## [Do this]
Identify each line below that contains the word "https", and copy it out.

>> Start Data lines

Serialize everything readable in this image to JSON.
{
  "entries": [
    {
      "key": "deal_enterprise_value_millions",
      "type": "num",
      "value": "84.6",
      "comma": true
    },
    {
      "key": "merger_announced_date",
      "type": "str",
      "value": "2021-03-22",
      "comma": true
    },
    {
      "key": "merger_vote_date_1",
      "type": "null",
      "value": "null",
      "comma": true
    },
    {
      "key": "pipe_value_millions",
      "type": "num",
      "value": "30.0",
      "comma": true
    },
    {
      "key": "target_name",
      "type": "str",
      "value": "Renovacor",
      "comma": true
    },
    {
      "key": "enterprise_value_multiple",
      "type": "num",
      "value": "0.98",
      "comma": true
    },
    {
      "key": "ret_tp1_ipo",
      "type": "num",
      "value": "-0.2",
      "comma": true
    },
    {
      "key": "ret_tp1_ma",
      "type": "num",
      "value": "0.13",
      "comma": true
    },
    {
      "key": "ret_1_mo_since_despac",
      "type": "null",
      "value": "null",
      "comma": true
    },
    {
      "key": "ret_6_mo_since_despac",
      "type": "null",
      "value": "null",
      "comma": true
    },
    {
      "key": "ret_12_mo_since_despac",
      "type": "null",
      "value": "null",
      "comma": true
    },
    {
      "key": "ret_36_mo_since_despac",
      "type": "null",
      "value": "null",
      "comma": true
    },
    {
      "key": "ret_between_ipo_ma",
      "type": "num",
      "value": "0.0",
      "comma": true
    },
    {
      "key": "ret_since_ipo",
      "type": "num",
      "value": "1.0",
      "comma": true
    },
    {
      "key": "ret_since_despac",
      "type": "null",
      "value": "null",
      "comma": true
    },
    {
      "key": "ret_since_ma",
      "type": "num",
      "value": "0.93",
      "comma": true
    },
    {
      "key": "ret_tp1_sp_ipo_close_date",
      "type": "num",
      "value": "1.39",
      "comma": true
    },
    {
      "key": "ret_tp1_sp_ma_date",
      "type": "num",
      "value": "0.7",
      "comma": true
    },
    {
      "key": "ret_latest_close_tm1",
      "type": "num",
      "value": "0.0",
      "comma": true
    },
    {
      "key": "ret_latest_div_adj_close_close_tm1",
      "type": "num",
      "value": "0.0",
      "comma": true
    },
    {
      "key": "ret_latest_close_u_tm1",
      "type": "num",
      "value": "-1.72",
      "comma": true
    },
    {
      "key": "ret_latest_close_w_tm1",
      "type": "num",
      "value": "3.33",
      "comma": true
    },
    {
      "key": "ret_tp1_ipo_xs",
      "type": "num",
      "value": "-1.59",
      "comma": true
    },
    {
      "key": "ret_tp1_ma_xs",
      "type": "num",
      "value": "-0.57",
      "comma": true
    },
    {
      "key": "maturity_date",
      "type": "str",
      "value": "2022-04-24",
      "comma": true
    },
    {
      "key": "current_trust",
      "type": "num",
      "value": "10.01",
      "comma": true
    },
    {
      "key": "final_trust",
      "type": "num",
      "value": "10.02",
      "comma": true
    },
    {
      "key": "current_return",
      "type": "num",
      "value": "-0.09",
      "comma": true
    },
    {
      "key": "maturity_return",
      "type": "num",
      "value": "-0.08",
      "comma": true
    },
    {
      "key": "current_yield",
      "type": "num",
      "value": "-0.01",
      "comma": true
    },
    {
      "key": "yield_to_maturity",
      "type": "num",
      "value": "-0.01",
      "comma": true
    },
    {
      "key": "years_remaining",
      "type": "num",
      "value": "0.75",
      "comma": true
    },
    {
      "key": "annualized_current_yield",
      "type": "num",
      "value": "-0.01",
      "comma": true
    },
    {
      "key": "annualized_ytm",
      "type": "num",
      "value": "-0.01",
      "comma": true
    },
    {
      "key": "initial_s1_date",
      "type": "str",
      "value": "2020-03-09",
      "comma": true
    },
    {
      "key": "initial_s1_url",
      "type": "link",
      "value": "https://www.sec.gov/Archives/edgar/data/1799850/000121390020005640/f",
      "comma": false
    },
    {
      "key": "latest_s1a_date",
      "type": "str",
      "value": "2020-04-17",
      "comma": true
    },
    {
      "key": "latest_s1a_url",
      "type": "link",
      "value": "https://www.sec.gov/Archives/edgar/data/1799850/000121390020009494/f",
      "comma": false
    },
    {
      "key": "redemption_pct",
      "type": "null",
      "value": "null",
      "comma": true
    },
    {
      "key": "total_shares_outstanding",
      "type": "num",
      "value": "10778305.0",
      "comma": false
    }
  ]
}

>> End Data lines

## [Answer below]
      "value": "https://www.sec.gov/Archives/edgar/data/1799850/000121390020005640/f",
      "value": "https://www.sec.gov/Archives/edgar/data/1799850/000121390020009494/f",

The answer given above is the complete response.